Set exercise -
Report back each line of the records that contains the string "country".

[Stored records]
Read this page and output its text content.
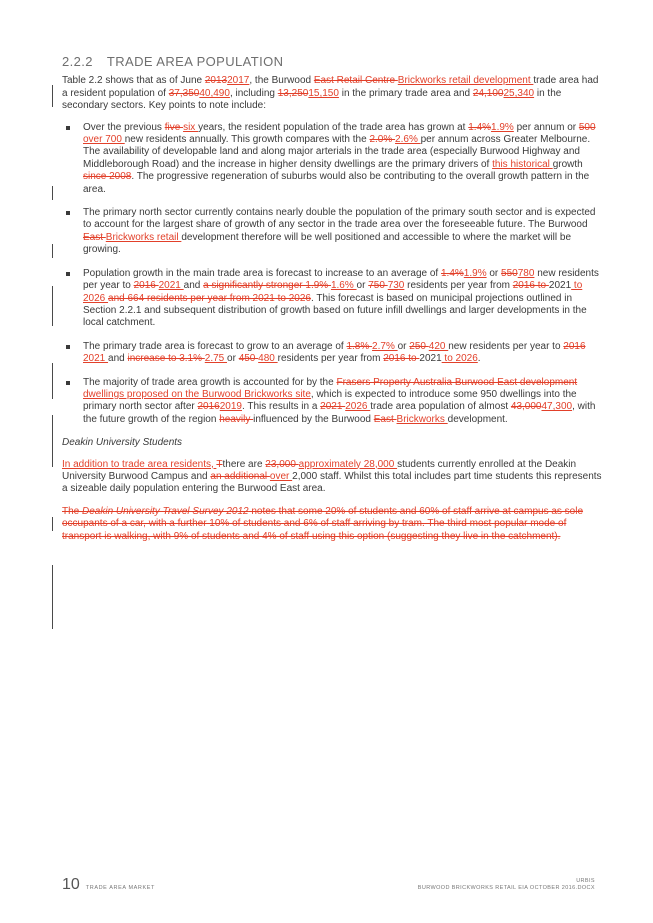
2.2.2 TRADE AREA POPULATION

Table 2.2 shows that as of June 20132017, the Burwood East Retail Centre Brickworks retail development trade area had a resident population of 37,35040,490, including 13,25015,150 in the primary trade area and 24,10025,340 in the secondary sectors. Key points to note include:

Over the previous five six years, the resident population of the trade area has grown at 1.4%1.9% per annum or 500 over 700 new residents annually. This growth compares with the 2.0% 2.6% per annum across Greater Melbourne. The availability of developable land and along major arterials in the trade area (especially Burwood Highway and Middleborough Road) and the increase in higher density dwellings are the primary drivers of this historical growth since 2008. The progressive regeneration of suburbs would also be contributing to the overall growth pattern in the area.
The primary north sector currently contains nearly double the population of the primary south sector and is expected to account for the largest share of growth of any sector in the trade area over the foreseeable future. The Burwood East Brickworks retail development therefore will be well positioned and accessible to where the market will be growing.
Population growth in the main trade area is forecast to increase to an average of 1.4%1.9% or 550780 new residents per year to 2016 2021 and a significantly stronger 1.9% 1.6% or 750 730 residents per year from 2016 to 2021 to 2026 and 664 residents per year from 2021 to 2026. This forecast is based on municipal projections outlined in Section 2.2.1 and subsequent distribution of growth based on future infill dwellings and larger developments in the local catchment.
The primary trade area is forecast to grow to an average of 1.8% 2.7% or 250 420 new residents per year to 2016 2021 and increase to 3.1% 2.75 or 450 480 residents per year from 2016 to 2021 to 2026.
The majority of trade area growth is accounted for by the Frasers Property Australia Burwood East development dwellings proposed on the Burwood Brickworks site, which is expected to introduce some 950 dwellings into the primary north sector after 20162019. This results in a 2021 2026 trade area population of almost 43,00047,300, with the future growth of the region heavily influenced by the Burwood East Brickworks development.

Deakin University Students

In addition to trade area residents, Tthere are 23,000 approximately 28,000 students currently enrolled at the Deakin University Burwood Campus and an additional over 2,000 staff. Whilst this total includes part time students this represents a sizeable daily population entering the Burwood East area.

The Deakin University Travel Survey 2012 notes that some 20% of students and 60% of staff arrive at campus as sole occupants of a car, with a further 10% of students and 6% of staff arriving by tram. The third most popular mode of transport is walking, with 9% of students and 4% of staff using this option (suggesting they live in the catchment).

10 TRADE AREA MARKET
URBIS
BURWOOD BRICKWORKS RETAIL EIA OCTOBER 2016.DOCX
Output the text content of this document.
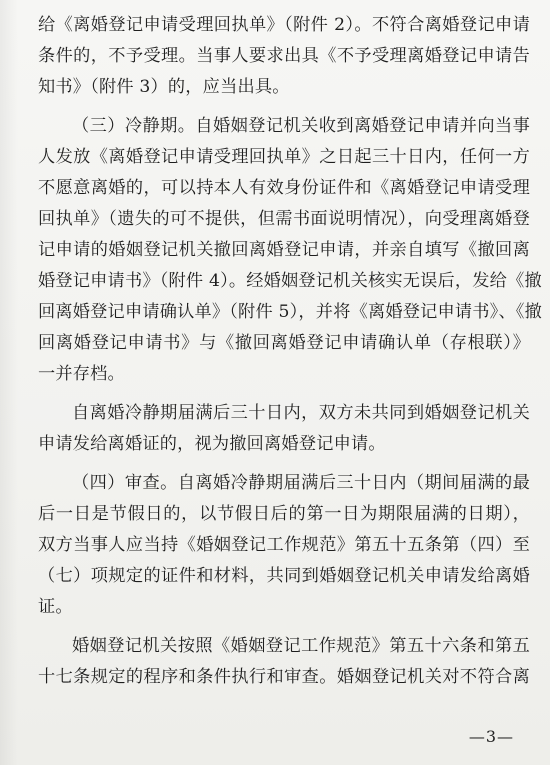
给《离婚登记申请受理回执单》（附件 2）。不符合离婚登记申请

条件的，不予受理。当事人要求出具《不予受理离婚登记申请告

知书》（附件 3）的，应当出具。

（三）冷静期。自婚姻登记机关收到离婚登记申请并向当事

人发放《离婚登记申请受理回执单》之日起三十日内，任何一方

不愿意离婚的，可以持本人有效身份证件和《离婚登记申请受理

回执单》（遗失的可不提供，但需书面说明情况），向受理离婚登

记申请的婚姻登记机关撤回离婚登记申请，并亲自填写《撤回离

婚登记申请书》（附件 4）。经婚姻登记机关核实无误后，发给《撤

回离婚登记申请确认单》（附件 5），并将《离婚登记申请书》、《撤

回离婚登记申请书》与《撤回离婚登记申请确认单（存根联）》

一并存档。

自离婚冷静期届满后三十日内，双方未共同到婚姻登记机关

申请发给离婚证的，视为撤回离婚登记申请。

（四）审查。自离婚冷静期届满后三十日内（期间届满的最

后一日是节假日的，以节假日后的第一日为期限届满的日期），

双方当事人应当持《婚姻登记工作规范》第五十五条第（四）至

（七）项规定的证件和材料，共同到婚姻登记机关申请发给离婚

证。

婚姻登记机关按照《婚姻登记工作规范》第五十六条和第五

十七条规定的程序和条件执行和审查。婚姻登记机关对不符合离

—3—
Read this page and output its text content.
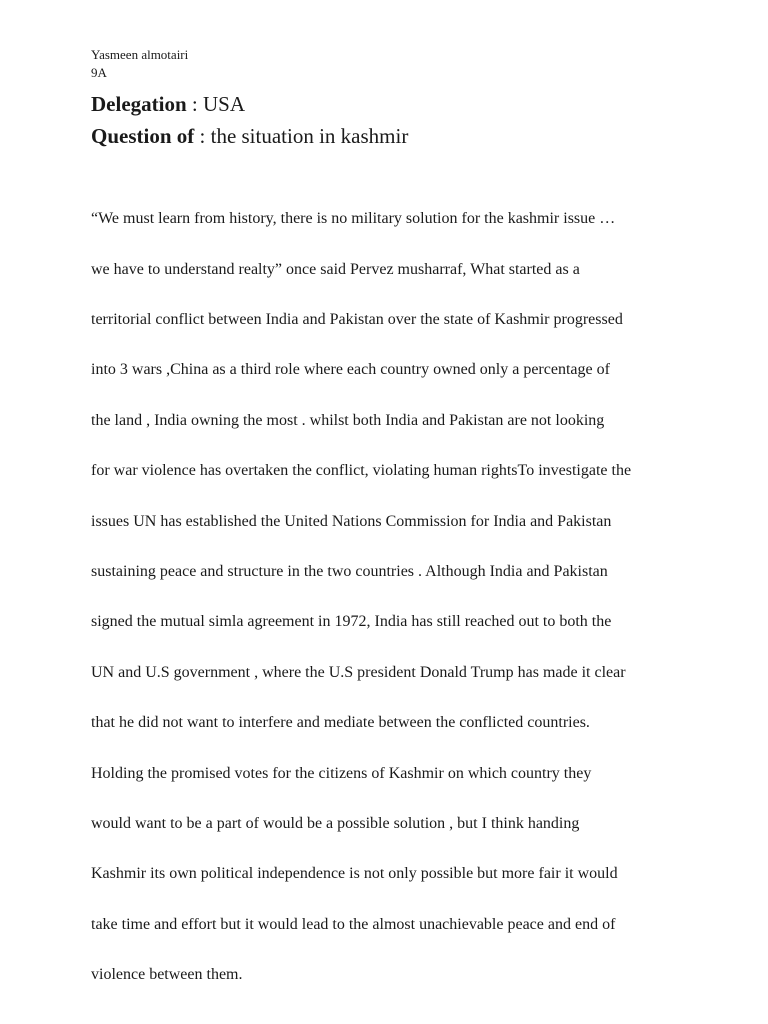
Yasmeen almotairi
9A
Delegation : USA
Question of : the situation in kashmir

“We must learn from history, there is no military solution for the kashmir issue …

we have to understand realty” once said Pervez musharraf, What started as a

territorial conflict between India and Pakistan over the state of Kashmir progressed

into 3 wars ,China as a third role where each country owned only a percentage of

the land , India owning the most . whilst both India and Pakistan are not looking

for war violence has overtaken the conflict, violating human rightsTo investigate the

issues UN has established the United Nations Commission for India and Pakistan

sustaining peace and structure in the two countries . Although India and Pakistan

signed the mutual simla agreement in 1972, India has still reached out to both the

UN and U.S government , where the U.S president Donald Trump has made it clear

that he did not want to interfere and mediate between the conflicted countries.

Holding the promised votes for the citizens of Kashmir on which country they

would want to be a part of would be a possible solution , but I think handing

Kashmir its own political independence is not only possible but more fair it would

take time and effort but it would lead to the almost unachievable peace and end of

violence between them.
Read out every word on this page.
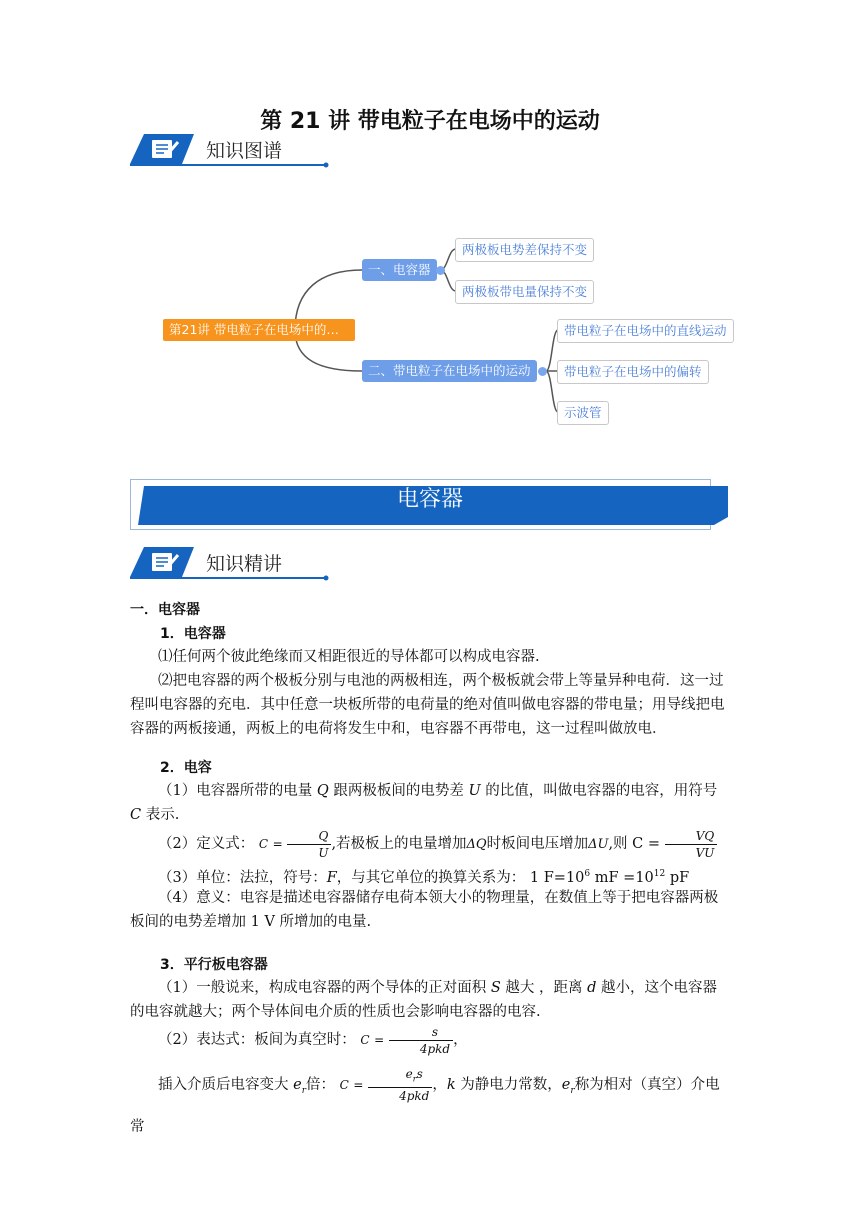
第 21 讲 带电粒子在电场中的运动
知识图谱
第21讲 带电粒子在电场中的…
一、电容器
二、带电粒子在电场中的运动
两极板电势差保持不变
两极板带电量保持不变
带电粒子在电场中的直线运动
带电粒子在电场中的偏转
示波管
电容器
知识精讲
一．电容器
1．电容器
⑴任何两个彼此绝缘而又相距很近的导体都可以构成电容器.
⑵把电容器的两个极板分别与电池的两极相连，两个极板就会带上等量异种电荷．这一过程叫电容器的充电．其中任意一块板所带的电荷量的绝对值叫做电容器的带电量；用导线把电容器的两板接通，两板上的电荷将发生中和，电容器不再带电，这一过程叫做放电．
2．电容
（1）电容器所带的电量 Q 跟两极板间的电势差 U 的比值，叫做电容器的电容，用符号 C 表示.
（2）定义式： $C = \frac{Q}{U}$ ,若极板上的电量增加ΔQ时板间电压增加ΔU,则 $C = \frac{VQ}{VU}$
（3）单位：法拉，符号：F，与其它单位的换算关系为： 1 $F=10^6$ mF $=10^{12}$ pF
（4）意义：电容是描述电容器储存电荷本领大小的物理量，在数值上等于把电容器两极板间的电势差增加 1 V 所增加的电量.
3．平行板电容器
（1）一般说来，构成电容器的两个导体的正对面积 S 越大 ，距离 d 越小，这个电容器的电容就越大；两个导体间电介质的性质也会影响电容器的电容.
（2）表达式：板间为真空时： $C = \frac{s}{\text{4pkd}}$ ，
插入介质后电容变大 $e_r$倍： $C = \frac{e_rs}{\text{4pkd}}$ ，k 为静电力常数，$e_r$称为相对（真空）介电常
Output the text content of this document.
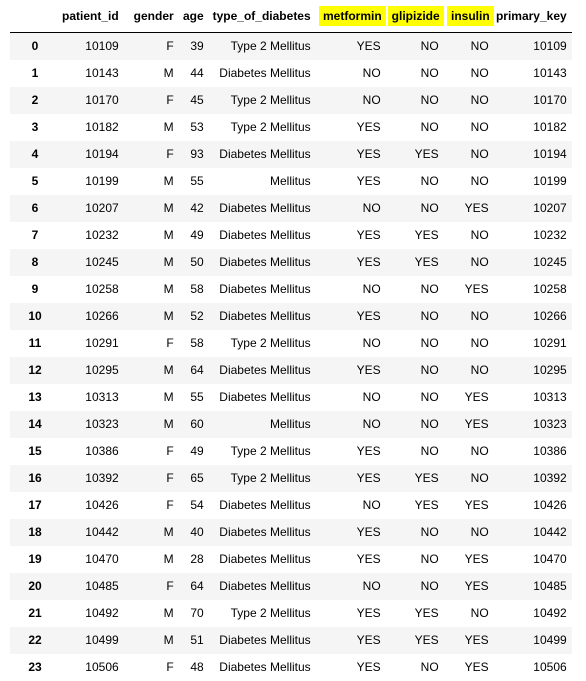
	patient_id	gender	age	type_of_diabetes	metformin	glipizide	insulin	primary_key
0	10109	F	39	Type 2 Mellitus	YES	NO	NO	10109
1	10143	M	44	Diabetes Mellitus	NO	NO	NO	10143
2	10170	F	45	Type 2 Mellitus	NO	NO	NO	10170
3	10182	M	53	Type 2 Mellitus	YES	NO	NO	10182
4	10194	F	93	Diabetes Mellitus	YES	YES	NO	10194
5	10199	M	55	Mellitus	YES	NO	NO	10199
6	10207	M	42	Diabetes Mellitus	NO	NO	YES	10207
7	10232	M	49	Diabetes Mellitus	YES	YES	NO	10232
8	10245	M	50	Diabetes Mellitus	YES	YES	NO	10245
9	10258	M	58	Diabetes Mellitus	NO	NO	YES	10258
10	10266	M	52	Diabetes Mellitus	YES	NO	NO	10266
11	10291	F	58	Type 2 Mellitus	NO	NO	NO	10291
12	10295	M	64	Diabetes Mellitus	YES	NO	NO	10295
13	10313	M	55	Diabetes Mellitus	NO	NO	YES	10313
14	10323	M	60	Mellitus	NO	NO	YES	10323
15	10386	F	49	Type 2 Mellitus	YES	NO	NO	10386
16	10392	F	65	Type 2 Mellitus	YES	YES	NO	10392
17	10426	F	54	Diabetes Mellitus	NO	YES	YES	10426
18	10442	M	40	Diabetes Mellitus	YES	NO	NO	10442
19	10470	M	28	Diabetes Mellitus	YES	NO	YES	10470
20	10485	F	64	Diabetes Mellitus	NO	NO	YES	10485
21	10492	M	70	Type 2 Mellitus	YES	YES	NO	10492
22	10499	M	51	Diabetes Mellitus	YES	YES	YES	10499
23	10506	F	48	Diabetes Mellitus	YES	NO	YES	10506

Exercise output -
into 3 wars ,China as a third role where each country owned only a percentage of
Holding the promised votes for the citizens of Kashmir on which country they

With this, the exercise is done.